Using the listing below, give the number of lines where "True" appears, and nothing else.

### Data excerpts
- - - - - - -
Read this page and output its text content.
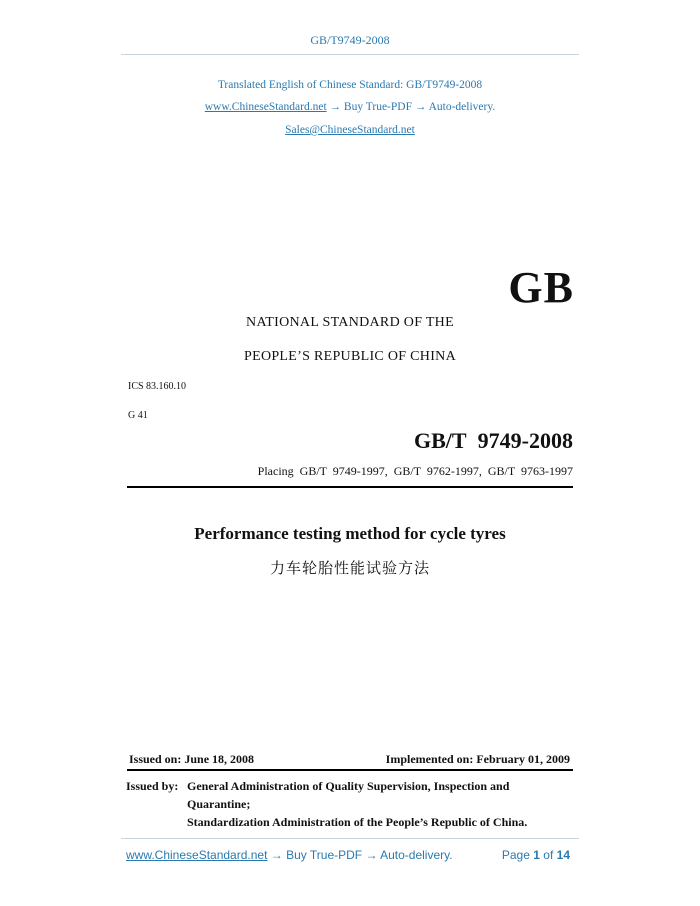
GB/T9749-2008
Translated English of Chinese Standard: GB/T9749-2008
www.ChineseStandard.net → Buy True-PDF → Auto-delivery.
Sales@ChineseStandard.net
GB
NATIONAL STANDARD OF THE
PEOPLE’S REPUBLIC OF CHINA
ICS 83.160.10
G 41
GB/T 9749-2008
Placing GB/T 9749-1997, GB/T 9762-1997, GB/T 9763-1997
Performance testing method for cycle tyres
力车轮胎性能试验方法
Issued on: June 18, 2008	Implemented on: February 01, 2009
Issued by: General Administration of Quality Supervision, Inspection and
Quarantine;
Standardization Administration of the People’s Republic of China.
www.ChineseStandard.net → Buy True-PDF → Auto-delivery.	Page 1 of 14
- - - - - - -
### Response to the exercise
2